(Source data)
-----

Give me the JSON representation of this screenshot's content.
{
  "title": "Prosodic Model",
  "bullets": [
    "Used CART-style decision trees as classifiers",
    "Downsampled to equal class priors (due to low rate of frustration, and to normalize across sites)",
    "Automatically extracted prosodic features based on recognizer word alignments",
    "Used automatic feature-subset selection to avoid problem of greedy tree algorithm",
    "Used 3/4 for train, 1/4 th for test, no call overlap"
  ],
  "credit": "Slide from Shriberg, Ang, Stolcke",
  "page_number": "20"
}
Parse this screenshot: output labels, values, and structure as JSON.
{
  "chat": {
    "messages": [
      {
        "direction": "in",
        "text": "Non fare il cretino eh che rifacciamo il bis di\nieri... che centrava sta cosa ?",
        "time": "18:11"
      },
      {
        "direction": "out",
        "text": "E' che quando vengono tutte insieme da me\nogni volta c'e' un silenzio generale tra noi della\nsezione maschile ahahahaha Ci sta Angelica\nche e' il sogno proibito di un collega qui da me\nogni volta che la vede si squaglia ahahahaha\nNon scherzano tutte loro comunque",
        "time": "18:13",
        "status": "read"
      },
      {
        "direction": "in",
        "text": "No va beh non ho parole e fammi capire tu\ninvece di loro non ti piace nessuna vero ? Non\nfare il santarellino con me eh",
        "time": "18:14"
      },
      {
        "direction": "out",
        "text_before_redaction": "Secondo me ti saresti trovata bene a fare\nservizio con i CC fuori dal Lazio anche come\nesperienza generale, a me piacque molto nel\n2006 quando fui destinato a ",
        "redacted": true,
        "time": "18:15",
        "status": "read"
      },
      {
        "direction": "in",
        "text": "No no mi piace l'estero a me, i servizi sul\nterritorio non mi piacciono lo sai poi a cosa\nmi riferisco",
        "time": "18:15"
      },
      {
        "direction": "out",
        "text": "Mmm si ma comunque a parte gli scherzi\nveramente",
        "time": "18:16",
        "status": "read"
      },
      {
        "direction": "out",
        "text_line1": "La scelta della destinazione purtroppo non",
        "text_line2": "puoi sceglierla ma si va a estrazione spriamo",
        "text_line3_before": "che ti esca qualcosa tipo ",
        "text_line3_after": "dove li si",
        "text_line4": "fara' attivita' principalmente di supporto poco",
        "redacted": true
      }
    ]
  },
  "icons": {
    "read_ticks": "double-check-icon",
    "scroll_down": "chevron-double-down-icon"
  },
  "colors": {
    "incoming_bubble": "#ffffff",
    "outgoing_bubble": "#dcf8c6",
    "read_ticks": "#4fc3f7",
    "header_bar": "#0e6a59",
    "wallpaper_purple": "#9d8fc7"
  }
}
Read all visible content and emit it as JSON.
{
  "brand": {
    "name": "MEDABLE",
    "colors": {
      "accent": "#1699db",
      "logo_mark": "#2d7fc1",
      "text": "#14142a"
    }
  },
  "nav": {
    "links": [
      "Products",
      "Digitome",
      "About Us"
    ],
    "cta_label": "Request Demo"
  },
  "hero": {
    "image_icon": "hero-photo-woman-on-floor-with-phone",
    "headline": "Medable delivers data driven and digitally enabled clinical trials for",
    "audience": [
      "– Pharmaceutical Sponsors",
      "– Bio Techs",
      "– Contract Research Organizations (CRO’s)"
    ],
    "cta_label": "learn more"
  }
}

-----

GIVEN TASK :: Write out each line of the data above again, exactly as given.

SOLUTION TO THIS PROBLEM ::
Give me the JSON representation of this screenshot's content.
{
  "title": "Prosodic Model",
  "bullets": [
    "Used CART-style decision trees as classifiers",
    "Downsampled to equal class priors (due to low rate of frustration, and to normalize across sites)",
    "Automatically extracted prosodic features based on recognizer word alignments",
    "Used automatic feature-subset selection to avoid problem of greedy tree algorithm",
    "Used 3/4 for train, 1/4 th for test, no call overlap"
  ],
  "credit": "Slide from Shriberg, Ang, Stolcke",
  "page_number": "20"
}
Parse this screenshot: output labels, values, and structure as JSON.
{
  "chat": {
    "messages": [
      {
        "direction": "in",
        "text": "Non fare il cretino eh che rifacciamo il bis di\nieri... che centrava sta cosa ?",
        "time": "18:11"
      },
      {
        "direction": "out",
        "text": "E' che quando vengono tutte insieme da me\nogni volta c'e' un silenzio generale tra noi della\nsezione maschile ahahahaha Ci sta Angelica\nche e' il sogno proibito di un collega qui da me\nogni volta che la vede si squaglia ahahahaha\nNon scherzano tutte loro comunque",
        "time": "18:13",
        "status": "read"
      },
      {
        "direction": "in",
        "text": "No va beh non ho parole e fammi capire tu\ninvece di loro non ti piace nessuna vero ? Non\nfare il santarellino con me eh",
        "time": "18:14"
      },
      {
        "direction": "out",
        "text_before_redaction": "Secondo me ti saresti trovata bene a fare\nservizio con i CC fuori dal Lazio anche come\nesperienza generale, a me piacque molto nel\n2006 quando fui destinato a ",
        "redacted": true,
        "time": "18:15",
        "status": "read"
      },
      {
        "direction": "in",
        "text": "No no mi piace l'estero a me, i servizi sul\nterritorio non mi piacciono lo sai poi a cosa\nmi riferisco",
        "time": "18:15"
      },
      {
        "direction": "out",
        "text": "Mmm si ma comunque a parte gli scherzi\nveramente",
        "time": "18:16",
        "status": "read"
      },
      {
        "direction": "out",
        "text_line1": "La scelta della destinazione purtroppo non",
        "text_line2": "puoi sceglierla ma si va a estrazione spriamo",
        "text_line3_before": "che ti esca qualcosa tipo ",
        "text_line3_after": "dove li si",
        "text_line4": "fara' attivita' principalmente di supporto poco",
        "redacted": true
      }
    ]
  },
  "icons": {
    "read_ticks": "double-check-icon",
    "scroll_down": "chevron-double-down-icon"
  },
  "colors": {
    "incoming_bubble": "#ffffff",
    "outgoing_bubble": "#dcf8c6",
    "read_ticks": "#4fc3f7",
    "header_bar": "#0e6a59",
    "wallpaper_purple": "#9d8fc7"
  }
}
Read all visible content and emit it as JSON.
{
  "brand": {
    "name": "MEDABLE",
    "colors": {
      "accent": "#1699db",
      "logo_mark": "#2d7fc1",
      "text": "#14142a"
    }
  },
  "nav": {
    "links": [
      "Products",
      "Digitome",
      "About Us"
    ],
    "cta_label": "Request Demo"
  },
  "hero": {
    "image_icon": "hero-photo-woman-on-floor-with-phone",
    "headline": "Medable delivers data driven and digitally enabled clinical trials for",
    "audience": [
      "– Pharmaceutical Sponsors",
      "– Bio Techs",
      "– Contract Research Organizations (CRO’s)"
    ],
    "cta_label": "learn more"
  }
}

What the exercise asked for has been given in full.